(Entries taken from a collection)

==*==

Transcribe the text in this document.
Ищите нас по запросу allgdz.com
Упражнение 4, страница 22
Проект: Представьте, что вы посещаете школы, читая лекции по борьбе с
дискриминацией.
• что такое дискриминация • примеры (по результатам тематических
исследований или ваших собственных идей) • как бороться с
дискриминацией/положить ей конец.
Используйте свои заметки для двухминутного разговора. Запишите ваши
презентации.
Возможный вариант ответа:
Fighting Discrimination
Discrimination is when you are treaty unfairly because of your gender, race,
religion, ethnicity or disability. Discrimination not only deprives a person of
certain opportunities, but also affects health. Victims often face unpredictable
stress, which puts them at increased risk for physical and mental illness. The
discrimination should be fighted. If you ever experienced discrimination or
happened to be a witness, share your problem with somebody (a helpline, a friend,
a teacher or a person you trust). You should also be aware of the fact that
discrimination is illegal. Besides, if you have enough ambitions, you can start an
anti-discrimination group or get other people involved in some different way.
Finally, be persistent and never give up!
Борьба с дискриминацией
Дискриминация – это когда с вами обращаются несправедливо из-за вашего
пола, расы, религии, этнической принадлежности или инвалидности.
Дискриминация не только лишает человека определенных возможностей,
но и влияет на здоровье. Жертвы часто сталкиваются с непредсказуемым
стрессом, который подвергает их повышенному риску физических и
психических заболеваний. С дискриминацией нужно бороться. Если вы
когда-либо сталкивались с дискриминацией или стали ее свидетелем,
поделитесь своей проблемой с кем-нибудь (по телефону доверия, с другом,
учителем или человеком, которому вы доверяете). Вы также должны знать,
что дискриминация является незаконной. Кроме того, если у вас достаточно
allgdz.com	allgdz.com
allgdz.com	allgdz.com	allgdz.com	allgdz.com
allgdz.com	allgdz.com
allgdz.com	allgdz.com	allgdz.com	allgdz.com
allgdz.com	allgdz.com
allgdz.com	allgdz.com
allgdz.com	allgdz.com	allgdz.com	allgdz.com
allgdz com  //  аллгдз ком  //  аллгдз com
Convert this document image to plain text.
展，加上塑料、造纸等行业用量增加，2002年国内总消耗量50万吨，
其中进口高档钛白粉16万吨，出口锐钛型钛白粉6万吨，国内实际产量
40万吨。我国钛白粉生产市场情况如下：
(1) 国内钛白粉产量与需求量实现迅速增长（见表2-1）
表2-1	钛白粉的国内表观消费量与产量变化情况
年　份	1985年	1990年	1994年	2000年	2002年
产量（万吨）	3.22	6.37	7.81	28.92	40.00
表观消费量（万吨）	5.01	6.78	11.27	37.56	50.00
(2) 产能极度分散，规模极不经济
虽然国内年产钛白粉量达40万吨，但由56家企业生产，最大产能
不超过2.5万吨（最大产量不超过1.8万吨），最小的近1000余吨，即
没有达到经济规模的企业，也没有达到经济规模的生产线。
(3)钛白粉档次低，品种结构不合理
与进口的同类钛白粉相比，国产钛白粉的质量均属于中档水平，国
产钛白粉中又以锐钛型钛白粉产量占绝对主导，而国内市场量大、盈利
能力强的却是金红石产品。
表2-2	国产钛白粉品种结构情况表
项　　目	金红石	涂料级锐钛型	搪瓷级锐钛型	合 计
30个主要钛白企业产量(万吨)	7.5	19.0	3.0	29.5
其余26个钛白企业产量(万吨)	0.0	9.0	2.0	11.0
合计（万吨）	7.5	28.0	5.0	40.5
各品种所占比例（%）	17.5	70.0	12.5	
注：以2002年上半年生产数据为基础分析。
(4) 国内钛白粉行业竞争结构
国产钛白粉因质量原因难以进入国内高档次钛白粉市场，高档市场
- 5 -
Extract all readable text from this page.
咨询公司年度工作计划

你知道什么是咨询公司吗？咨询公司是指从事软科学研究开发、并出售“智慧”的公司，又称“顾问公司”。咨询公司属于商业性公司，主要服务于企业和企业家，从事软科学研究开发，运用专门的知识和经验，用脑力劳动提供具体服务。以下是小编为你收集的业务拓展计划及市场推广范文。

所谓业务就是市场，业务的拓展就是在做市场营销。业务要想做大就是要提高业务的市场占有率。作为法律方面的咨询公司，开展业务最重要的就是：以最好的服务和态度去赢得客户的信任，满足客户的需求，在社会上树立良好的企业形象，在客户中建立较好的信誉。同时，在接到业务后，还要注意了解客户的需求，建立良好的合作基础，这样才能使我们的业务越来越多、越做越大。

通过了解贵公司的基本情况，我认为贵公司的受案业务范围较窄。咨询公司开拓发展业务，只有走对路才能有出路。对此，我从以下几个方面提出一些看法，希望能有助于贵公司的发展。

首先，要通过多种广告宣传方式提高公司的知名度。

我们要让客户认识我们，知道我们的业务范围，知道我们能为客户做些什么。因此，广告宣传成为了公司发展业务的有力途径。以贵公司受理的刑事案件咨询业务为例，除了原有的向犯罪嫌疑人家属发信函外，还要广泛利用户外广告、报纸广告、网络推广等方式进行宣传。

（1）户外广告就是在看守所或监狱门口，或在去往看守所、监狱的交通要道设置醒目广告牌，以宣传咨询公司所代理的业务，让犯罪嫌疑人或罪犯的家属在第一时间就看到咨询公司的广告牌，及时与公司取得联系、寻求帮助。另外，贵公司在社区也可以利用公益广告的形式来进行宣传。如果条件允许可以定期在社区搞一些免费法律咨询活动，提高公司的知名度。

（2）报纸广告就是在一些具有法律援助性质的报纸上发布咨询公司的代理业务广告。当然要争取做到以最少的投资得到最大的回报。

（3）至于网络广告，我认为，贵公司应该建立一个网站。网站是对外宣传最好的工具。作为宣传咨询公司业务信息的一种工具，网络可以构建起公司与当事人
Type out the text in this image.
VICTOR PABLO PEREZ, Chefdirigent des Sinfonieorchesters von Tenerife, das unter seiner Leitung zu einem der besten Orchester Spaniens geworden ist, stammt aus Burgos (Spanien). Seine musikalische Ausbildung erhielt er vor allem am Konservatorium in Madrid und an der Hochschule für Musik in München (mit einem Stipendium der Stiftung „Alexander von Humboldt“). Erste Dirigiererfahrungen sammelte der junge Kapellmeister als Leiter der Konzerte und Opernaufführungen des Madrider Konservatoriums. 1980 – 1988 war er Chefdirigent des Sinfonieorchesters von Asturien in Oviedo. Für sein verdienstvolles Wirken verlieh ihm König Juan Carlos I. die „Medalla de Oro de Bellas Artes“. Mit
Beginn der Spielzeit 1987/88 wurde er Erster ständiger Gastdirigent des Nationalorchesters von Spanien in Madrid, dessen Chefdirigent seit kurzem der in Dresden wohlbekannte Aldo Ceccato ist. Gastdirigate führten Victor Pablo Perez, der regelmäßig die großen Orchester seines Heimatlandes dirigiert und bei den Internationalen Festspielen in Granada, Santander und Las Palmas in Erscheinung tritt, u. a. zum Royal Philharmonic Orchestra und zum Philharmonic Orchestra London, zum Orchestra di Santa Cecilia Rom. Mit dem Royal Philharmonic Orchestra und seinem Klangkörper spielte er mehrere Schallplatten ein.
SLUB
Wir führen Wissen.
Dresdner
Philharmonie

==*==

> _PROBLEM DESCRIPTION_
Where a line of the material above holds the string "image", copy that line.

> _FULL OUTPUT_
Convert this document image to plain text.
Type out the text in this image.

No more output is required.